## Records shown
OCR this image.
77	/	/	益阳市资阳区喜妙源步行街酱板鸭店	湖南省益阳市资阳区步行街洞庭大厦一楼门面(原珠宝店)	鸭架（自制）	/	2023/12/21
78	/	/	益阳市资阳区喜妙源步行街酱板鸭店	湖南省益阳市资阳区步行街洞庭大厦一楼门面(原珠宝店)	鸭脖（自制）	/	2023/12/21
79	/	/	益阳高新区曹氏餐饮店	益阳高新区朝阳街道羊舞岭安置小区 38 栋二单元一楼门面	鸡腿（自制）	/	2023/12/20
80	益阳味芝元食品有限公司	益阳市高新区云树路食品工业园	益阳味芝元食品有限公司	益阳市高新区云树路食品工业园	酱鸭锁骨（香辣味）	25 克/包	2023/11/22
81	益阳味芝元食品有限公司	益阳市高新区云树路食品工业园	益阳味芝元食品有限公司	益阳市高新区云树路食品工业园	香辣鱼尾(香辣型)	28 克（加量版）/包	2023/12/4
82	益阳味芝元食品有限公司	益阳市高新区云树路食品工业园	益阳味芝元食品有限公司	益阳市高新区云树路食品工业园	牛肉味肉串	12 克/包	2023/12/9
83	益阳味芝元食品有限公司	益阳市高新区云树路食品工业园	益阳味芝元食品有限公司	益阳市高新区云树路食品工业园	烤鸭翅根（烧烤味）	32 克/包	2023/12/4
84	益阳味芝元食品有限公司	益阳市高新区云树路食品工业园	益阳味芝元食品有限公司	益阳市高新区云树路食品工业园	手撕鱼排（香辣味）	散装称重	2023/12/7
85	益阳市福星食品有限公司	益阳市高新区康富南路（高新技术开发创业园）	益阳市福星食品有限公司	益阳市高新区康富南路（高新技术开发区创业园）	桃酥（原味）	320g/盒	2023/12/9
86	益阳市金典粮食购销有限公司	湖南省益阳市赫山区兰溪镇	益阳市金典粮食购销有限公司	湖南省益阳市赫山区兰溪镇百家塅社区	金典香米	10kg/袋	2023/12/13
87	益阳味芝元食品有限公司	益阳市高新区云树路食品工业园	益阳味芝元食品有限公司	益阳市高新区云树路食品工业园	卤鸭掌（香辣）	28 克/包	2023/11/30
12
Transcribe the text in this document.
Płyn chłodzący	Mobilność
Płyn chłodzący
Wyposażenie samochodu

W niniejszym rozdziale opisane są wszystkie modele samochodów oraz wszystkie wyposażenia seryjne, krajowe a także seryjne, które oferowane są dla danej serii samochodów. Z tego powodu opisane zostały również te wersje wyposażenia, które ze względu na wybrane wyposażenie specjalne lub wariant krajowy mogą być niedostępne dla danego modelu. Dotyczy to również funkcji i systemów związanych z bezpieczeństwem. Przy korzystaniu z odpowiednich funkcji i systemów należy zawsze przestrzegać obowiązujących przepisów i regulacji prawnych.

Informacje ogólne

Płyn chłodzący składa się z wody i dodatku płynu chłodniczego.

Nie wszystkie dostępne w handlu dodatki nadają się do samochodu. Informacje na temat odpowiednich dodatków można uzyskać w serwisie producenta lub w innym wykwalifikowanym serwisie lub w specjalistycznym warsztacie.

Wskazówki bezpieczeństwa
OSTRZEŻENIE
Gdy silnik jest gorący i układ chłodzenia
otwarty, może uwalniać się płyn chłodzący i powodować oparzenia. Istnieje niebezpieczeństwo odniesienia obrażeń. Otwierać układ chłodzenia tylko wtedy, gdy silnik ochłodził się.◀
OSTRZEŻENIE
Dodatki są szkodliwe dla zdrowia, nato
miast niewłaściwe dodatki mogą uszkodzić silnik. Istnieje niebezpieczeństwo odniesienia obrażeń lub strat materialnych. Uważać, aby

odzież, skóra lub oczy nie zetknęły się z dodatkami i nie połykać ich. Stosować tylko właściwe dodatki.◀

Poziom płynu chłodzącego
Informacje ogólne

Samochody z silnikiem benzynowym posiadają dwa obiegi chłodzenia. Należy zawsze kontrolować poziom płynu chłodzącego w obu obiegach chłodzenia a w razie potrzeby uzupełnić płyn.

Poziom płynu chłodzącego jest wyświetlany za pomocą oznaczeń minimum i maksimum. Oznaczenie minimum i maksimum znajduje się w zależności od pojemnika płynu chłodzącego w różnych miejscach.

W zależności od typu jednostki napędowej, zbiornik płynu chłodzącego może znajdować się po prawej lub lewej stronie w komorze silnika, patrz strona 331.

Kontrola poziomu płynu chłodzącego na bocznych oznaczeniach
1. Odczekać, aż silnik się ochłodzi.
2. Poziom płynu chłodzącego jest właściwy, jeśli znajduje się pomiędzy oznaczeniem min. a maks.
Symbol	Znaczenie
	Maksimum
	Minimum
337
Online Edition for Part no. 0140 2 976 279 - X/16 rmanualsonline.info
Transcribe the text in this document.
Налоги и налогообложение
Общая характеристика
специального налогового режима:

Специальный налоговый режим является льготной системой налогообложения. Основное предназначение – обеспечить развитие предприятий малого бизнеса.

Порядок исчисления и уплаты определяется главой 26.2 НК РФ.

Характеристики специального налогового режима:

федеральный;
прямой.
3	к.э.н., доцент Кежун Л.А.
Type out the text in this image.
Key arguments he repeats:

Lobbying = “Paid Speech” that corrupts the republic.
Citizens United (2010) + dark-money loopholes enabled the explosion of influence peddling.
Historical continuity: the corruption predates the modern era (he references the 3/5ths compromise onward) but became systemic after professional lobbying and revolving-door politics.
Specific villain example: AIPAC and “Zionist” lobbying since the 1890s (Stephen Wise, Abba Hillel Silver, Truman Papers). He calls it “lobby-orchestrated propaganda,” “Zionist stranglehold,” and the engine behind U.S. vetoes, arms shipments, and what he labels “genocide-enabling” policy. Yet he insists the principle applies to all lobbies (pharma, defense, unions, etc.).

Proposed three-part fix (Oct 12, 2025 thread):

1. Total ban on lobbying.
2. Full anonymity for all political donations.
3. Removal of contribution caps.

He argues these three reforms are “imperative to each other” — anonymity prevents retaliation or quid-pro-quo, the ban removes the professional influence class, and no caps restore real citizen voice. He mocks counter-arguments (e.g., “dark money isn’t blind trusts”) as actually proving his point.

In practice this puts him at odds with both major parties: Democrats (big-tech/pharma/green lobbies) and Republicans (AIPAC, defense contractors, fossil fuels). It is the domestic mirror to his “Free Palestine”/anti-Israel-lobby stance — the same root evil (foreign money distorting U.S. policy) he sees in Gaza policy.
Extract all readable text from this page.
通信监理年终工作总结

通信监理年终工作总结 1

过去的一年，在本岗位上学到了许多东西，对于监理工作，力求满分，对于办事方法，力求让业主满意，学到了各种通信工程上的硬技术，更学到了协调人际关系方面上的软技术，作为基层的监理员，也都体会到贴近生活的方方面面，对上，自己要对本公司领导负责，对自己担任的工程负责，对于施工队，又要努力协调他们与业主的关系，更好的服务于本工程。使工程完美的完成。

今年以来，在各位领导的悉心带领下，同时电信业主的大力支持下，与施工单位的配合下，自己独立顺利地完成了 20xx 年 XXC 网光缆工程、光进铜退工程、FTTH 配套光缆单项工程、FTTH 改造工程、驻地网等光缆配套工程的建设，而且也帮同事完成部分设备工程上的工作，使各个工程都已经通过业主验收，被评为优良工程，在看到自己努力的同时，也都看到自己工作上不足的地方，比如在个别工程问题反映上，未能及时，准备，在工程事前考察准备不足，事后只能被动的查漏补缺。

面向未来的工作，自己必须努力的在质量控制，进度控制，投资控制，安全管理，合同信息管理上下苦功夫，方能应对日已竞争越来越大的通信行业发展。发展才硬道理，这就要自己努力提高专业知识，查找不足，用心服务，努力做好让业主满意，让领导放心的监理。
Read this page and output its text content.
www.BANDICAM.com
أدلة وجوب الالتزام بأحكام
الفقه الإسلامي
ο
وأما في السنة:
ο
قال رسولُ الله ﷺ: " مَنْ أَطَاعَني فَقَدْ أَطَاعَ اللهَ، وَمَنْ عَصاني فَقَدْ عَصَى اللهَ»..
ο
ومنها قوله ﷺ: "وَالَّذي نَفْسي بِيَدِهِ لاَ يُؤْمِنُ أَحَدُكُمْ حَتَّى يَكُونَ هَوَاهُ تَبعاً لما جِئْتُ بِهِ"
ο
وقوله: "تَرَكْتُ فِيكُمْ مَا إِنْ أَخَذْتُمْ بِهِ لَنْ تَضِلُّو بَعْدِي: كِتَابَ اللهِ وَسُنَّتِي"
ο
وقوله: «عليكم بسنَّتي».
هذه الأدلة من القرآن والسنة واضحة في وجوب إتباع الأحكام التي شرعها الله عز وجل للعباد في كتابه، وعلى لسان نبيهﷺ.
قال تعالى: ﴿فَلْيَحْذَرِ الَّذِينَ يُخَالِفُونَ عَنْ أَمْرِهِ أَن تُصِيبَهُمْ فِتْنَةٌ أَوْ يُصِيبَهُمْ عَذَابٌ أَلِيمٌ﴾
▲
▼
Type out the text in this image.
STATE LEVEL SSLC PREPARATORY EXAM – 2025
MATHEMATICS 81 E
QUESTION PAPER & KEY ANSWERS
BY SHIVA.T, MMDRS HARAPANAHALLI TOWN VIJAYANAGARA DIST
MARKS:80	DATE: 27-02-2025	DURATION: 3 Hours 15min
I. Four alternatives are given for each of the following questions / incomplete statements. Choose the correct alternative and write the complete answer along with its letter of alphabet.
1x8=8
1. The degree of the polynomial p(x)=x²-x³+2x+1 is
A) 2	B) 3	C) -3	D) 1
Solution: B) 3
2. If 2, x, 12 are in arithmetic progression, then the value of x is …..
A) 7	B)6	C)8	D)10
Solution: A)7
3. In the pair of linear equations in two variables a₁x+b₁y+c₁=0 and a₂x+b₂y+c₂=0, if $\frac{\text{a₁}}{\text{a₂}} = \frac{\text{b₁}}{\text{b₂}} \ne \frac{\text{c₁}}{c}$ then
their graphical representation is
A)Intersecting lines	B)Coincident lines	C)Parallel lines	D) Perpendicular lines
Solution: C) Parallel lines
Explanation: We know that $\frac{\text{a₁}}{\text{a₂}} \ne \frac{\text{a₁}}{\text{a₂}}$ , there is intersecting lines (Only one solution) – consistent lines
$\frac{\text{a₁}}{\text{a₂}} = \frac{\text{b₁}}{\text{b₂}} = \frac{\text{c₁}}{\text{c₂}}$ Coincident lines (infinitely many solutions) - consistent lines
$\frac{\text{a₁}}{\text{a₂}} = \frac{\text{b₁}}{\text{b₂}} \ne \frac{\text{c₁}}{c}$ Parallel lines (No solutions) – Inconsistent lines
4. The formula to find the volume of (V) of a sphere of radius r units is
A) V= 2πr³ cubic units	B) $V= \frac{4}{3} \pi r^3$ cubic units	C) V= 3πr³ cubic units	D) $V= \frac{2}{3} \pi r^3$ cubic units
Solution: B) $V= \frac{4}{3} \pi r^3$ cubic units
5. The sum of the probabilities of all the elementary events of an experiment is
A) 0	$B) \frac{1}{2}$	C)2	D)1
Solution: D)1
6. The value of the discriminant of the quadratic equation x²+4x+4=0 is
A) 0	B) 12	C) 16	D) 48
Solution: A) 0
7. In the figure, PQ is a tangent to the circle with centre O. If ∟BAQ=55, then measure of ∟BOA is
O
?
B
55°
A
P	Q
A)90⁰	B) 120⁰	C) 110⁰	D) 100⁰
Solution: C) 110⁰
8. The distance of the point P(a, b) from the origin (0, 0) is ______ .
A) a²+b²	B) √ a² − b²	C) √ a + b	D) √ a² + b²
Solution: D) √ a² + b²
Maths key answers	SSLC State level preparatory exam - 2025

## Stated task
From the entries, report each line that includes the word "SSLC".

## Result
STATE LEVEL SSLC PREPARATORY EXAM – 2025
Maths key answers	SSLC State level preparatory exam - 2025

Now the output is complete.